_Requirement_. Would you pull out every line of the material that contains the string "data"?
◇ ◇ ◇
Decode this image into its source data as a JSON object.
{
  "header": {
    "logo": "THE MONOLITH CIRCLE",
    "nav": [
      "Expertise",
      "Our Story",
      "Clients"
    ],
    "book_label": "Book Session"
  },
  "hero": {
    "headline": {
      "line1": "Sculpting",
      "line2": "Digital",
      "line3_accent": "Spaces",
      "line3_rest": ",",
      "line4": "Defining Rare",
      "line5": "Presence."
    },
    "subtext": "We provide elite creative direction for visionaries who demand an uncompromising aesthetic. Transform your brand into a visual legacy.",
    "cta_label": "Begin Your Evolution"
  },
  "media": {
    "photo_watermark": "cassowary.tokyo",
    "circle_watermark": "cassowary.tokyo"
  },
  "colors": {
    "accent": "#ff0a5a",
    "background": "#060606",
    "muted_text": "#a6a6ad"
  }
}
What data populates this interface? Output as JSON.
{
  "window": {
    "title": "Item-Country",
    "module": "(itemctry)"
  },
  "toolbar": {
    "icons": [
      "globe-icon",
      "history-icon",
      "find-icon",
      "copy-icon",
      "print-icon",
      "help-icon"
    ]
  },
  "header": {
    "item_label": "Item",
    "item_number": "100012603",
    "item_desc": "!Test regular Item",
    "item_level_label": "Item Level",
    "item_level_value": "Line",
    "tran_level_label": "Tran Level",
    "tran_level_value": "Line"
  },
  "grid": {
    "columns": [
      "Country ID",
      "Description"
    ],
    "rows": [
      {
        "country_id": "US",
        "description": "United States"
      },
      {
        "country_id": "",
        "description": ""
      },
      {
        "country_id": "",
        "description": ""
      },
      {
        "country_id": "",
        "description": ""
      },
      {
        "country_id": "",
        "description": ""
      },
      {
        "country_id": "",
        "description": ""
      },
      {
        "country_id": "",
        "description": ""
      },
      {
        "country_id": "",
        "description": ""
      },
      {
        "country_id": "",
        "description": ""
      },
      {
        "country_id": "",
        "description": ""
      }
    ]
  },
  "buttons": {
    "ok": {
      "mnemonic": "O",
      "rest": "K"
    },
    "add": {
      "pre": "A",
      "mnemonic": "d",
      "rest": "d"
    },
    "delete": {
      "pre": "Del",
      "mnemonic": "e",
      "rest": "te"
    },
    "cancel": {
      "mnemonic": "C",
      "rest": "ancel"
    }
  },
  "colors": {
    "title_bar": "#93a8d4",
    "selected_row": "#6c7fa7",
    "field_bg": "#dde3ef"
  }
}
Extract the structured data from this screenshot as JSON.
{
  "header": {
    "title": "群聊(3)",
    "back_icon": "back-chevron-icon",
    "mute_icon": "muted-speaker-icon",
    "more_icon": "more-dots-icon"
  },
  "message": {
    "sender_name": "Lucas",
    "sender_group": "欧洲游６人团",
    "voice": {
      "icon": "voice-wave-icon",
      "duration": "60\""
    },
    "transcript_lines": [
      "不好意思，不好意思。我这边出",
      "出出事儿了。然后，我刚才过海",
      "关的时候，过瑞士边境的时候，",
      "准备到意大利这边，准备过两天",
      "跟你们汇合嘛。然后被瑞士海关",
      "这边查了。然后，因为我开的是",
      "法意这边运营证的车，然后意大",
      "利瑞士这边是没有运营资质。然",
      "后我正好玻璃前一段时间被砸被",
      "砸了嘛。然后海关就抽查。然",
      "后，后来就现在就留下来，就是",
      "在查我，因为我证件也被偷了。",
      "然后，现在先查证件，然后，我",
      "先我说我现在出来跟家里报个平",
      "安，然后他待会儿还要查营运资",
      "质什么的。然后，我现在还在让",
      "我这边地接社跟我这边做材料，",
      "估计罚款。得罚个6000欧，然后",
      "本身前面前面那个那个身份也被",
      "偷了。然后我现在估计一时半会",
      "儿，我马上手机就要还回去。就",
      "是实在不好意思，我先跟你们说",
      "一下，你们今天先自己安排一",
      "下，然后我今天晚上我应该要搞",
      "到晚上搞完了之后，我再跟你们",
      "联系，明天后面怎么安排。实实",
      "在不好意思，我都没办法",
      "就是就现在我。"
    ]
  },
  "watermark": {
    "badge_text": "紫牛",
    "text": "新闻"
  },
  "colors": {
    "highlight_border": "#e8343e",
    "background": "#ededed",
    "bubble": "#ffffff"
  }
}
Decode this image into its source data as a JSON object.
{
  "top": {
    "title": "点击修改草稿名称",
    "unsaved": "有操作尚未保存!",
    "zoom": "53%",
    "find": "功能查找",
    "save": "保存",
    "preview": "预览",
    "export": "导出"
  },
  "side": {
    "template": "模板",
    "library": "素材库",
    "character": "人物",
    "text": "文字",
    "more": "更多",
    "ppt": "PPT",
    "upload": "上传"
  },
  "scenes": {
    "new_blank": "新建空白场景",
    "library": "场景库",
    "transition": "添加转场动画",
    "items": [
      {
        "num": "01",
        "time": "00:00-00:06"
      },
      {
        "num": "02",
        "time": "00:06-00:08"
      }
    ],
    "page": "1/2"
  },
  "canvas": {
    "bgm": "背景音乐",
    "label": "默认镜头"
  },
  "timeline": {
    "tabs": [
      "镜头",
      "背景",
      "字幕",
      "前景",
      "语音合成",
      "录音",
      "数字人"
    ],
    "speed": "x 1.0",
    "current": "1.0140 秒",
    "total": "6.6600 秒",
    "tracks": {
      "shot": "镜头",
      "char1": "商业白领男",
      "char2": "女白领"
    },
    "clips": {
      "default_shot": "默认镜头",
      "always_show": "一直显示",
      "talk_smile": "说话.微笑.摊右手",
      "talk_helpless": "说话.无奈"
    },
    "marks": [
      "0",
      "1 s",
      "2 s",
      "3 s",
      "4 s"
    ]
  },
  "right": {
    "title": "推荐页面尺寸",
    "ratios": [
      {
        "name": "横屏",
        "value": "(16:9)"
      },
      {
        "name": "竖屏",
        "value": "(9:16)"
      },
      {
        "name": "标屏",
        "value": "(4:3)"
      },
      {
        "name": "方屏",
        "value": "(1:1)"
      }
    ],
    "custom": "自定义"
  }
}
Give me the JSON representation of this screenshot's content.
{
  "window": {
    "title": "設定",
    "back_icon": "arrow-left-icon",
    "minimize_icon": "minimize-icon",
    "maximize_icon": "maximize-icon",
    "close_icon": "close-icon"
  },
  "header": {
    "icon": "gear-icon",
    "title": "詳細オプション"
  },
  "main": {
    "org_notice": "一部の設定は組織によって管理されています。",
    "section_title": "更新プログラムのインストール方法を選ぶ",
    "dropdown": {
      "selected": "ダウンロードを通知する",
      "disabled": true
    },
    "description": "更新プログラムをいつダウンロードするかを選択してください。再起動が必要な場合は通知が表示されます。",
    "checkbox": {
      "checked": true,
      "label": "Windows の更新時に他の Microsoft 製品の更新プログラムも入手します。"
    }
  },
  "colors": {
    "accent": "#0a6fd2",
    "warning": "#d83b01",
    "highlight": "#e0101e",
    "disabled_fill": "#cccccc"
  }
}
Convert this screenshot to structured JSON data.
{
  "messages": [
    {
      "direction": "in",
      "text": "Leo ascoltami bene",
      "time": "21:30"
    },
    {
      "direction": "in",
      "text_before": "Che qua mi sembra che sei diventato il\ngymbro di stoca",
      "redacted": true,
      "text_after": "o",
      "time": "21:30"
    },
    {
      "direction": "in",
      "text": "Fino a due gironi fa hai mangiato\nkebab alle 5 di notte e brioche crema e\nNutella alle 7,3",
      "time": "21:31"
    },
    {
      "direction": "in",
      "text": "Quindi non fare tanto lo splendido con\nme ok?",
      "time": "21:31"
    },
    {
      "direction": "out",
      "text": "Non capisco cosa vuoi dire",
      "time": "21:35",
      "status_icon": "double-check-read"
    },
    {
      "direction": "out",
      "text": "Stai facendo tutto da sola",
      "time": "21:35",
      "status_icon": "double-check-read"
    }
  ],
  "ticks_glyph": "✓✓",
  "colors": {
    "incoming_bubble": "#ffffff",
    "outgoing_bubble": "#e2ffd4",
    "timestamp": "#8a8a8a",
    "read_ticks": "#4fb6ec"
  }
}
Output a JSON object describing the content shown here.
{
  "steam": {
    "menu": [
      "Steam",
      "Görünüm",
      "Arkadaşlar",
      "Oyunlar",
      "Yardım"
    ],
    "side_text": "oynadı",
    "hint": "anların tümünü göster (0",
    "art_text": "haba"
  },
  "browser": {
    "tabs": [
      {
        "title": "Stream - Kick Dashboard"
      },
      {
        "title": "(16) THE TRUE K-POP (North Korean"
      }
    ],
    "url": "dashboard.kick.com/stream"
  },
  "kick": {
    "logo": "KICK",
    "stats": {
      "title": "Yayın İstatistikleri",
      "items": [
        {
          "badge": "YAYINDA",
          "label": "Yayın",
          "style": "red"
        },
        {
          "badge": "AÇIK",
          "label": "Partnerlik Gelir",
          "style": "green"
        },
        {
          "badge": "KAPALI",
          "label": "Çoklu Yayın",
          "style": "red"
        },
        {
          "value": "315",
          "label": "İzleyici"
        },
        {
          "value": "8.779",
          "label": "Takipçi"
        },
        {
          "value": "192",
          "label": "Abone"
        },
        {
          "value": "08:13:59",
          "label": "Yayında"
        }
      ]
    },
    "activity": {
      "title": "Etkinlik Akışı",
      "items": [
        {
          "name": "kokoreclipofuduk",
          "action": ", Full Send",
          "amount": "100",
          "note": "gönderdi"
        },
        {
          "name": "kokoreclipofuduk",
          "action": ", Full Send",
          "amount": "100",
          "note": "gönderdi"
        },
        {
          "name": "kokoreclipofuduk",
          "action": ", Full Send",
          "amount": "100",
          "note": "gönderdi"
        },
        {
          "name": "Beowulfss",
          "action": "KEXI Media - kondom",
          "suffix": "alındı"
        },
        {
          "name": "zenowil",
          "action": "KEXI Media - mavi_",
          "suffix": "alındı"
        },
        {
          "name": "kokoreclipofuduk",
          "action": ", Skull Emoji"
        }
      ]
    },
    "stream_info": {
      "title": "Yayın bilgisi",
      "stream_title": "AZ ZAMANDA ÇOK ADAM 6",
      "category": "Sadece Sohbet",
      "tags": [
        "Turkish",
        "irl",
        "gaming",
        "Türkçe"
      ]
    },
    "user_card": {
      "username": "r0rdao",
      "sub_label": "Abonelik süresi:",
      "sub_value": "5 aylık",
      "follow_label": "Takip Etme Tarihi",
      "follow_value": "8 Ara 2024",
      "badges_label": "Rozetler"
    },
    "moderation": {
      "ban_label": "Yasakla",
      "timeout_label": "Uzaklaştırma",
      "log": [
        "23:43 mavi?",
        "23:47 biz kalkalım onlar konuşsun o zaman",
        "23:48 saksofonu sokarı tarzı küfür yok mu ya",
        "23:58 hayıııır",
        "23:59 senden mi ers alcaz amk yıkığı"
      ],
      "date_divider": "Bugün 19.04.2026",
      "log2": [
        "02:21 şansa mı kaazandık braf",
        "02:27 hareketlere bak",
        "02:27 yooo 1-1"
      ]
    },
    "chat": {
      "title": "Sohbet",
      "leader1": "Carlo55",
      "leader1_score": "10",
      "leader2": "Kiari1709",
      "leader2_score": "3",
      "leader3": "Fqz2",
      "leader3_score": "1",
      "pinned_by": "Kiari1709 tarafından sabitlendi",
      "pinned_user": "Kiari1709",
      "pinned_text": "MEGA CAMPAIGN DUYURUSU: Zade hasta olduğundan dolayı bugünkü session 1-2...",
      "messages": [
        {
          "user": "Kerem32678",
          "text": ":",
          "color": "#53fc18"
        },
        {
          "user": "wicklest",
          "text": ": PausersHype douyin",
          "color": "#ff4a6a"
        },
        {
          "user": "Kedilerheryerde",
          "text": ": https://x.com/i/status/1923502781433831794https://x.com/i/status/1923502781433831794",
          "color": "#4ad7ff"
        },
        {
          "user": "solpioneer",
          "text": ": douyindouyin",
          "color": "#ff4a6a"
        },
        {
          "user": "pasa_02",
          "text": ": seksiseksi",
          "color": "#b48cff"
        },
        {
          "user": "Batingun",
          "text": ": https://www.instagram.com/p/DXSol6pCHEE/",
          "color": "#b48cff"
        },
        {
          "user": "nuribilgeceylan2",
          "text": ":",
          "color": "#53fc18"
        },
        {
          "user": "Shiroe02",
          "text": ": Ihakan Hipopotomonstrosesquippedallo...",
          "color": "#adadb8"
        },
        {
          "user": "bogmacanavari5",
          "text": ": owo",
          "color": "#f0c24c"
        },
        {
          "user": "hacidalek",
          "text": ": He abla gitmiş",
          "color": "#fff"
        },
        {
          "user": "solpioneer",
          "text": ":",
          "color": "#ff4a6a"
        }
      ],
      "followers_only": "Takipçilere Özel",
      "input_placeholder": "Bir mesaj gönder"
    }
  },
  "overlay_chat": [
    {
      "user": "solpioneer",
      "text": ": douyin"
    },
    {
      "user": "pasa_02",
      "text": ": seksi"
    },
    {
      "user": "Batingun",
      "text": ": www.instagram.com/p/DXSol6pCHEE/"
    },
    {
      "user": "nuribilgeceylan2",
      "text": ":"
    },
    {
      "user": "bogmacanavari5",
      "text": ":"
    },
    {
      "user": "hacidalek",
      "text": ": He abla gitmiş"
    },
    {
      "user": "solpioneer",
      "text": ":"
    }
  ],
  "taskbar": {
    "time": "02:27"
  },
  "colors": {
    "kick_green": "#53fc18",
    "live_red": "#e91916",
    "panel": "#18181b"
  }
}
◇ ◇ ◇
_Result of this task_.
Decode this image into its source data as a JSON object.
What data populates this interface? Output as JSON.
Extract the structured data from this screenshot as JSON.
Decode this image into its source data as a JSON object.
Convert this screenshot to structured JSON data.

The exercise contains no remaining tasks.